▶ [DATA EXTRACT]:

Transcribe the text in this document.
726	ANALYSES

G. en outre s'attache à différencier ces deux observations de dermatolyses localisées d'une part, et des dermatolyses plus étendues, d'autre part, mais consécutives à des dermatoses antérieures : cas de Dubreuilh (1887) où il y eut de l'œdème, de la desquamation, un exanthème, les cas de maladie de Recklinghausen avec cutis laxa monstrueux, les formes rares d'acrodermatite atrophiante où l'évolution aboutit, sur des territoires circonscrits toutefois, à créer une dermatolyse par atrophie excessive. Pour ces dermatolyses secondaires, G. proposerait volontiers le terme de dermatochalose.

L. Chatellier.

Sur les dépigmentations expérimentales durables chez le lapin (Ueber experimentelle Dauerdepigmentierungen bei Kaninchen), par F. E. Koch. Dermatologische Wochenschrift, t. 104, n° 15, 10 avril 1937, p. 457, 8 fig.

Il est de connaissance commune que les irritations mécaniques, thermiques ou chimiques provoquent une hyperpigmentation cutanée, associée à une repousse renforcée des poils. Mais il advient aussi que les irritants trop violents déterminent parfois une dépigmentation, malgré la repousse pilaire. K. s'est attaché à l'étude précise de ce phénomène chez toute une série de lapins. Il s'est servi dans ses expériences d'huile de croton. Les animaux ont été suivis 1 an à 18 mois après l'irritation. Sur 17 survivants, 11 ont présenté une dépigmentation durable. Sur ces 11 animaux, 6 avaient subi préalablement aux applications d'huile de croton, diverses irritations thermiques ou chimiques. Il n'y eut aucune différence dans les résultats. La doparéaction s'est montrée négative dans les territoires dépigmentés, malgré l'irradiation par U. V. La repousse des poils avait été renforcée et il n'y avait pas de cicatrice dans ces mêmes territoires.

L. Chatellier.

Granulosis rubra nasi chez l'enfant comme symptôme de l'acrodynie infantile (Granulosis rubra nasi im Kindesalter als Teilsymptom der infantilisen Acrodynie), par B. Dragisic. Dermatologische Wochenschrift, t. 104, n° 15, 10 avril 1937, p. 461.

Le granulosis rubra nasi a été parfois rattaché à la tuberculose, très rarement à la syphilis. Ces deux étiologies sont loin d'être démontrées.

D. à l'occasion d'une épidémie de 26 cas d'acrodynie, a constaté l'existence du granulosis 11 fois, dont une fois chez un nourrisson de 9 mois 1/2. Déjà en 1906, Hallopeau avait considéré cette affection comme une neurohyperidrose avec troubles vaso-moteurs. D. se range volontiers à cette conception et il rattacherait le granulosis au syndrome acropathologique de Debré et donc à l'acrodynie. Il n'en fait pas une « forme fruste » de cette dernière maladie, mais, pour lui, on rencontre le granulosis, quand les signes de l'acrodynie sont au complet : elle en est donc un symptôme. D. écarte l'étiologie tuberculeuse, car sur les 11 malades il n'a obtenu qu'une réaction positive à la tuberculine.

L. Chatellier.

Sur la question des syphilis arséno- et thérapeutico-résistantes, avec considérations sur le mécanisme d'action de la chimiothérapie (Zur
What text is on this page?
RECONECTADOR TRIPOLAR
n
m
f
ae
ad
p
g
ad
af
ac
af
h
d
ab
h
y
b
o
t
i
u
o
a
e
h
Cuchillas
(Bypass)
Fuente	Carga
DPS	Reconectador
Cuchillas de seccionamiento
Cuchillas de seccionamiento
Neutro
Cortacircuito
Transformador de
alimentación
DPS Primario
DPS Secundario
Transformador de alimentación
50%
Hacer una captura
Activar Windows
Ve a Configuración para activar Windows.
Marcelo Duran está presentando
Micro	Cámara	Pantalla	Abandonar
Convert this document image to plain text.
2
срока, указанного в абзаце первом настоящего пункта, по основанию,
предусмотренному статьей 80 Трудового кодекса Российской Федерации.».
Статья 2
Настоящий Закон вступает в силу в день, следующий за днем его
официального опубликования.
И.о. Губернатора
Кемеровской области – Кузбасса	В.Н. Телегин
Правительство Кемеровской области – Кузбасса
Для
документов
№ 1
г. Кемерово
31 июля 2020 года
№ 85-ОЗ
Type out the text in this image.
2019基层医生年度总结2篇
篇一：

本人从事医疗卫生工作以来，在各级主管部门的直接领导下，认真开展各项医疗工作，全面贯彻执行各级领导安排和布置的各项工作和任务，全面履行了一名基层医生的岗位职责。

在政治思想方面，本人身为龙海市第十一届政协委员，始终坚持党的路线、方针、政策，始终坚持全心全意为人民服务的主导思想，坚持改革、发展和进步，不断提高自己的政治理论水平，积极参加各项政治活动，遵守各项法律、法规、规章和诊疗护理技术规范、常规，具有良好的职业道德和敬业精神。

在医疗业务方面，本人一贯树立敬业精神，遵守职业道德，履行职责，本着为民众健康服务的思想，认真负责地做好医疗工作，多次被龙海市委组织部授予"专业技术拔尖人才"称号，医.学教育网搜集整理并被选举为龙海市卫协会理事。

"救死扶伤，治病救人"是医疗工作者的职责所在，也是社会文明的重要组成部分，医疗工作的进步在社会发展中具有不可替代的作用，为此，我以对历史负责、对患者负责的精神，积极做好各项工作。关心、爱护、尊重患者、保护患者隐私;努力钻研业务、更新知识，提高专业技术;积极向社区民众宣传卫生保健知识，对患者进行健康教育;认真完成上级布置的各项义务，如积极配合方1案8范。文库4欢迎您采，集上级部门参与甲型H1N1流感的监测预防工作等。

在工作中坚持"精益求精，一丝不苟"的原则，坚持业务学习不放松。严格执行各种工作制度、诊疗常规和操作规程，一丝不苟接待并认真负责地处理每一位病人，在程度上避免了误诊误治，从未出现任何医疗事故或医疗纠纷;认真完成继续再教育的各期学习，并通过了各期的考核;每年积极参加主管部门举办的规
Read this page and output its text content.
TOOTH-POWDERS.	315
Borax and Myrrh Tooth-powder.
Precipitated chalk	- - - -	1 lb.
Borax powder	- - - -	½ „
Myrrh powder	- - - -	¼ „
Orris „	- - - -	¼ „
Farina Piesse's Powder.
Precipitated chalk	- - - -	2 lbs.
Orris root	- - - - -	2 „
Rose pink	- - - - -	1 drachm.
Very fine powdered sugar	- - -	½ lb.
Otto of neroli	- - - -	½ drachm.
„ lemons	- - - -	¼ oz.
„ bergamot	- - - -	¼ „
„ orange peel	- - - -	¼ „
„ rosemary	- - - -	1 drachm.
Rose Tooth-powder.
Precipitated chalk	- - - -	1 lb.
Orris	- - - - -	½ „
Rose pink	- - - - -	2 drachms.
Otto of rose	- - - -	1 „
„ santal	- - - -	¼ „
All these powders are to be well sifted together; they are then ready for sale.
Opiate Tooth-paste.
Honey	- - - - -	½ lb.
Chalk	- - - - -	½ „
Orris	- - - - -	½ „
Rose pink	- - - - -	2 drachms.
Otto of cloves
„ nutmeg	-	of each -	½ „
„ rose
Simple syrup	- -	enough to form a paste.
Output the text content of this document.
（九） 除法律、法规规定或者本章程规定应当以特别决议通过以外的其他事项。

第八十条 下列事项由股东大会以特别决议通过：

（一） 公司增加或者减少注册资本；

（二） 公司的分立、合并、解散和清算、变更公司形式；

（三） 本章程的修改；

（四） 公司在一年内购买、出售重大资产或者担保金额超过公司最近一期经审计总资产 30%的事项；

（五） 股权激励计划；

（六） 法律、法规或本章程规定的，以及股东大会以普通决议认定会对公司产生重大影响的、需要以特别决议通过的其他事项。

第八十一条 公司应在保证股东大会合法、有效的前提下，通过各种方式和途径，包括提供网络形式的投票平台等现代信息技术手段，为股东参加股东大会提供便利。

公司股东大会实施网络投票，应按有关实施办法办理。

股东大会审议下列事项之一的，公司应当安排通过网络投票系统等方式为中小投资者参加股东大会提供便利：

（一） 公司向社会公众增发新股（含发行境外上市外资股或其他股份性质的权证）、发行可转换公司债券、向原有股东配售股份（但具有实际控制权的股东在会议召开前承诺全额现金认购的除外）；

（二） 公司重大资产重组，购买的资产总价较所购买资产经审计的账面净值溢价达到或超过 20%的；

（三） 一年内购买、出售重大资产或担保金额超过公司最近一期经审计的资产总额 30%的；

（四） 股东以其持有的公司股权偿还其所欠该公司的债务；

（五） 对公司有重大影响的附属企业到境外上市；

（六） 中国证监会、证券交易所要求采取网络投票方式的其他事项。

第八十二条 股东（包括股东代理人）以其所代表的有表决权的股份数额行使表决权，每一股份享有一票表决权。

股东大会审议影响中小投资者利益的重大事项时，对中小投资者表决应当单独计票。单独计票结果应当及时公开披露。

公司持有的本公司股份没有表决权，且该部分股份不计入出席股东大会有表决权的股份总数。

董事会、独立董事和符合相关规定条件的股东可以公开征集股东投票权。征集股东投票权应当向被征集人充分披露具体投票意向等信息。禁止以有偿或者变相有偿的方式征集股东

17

▶ [WHAT YOU WILL DO]:
Where a line above holds the string "Myrrh", show that line.

▶ [SOLUTION TO THE PROBLEM]:
Borax and Myrrh Tooth-powder.
Myrrh powder	- - - -	¼ „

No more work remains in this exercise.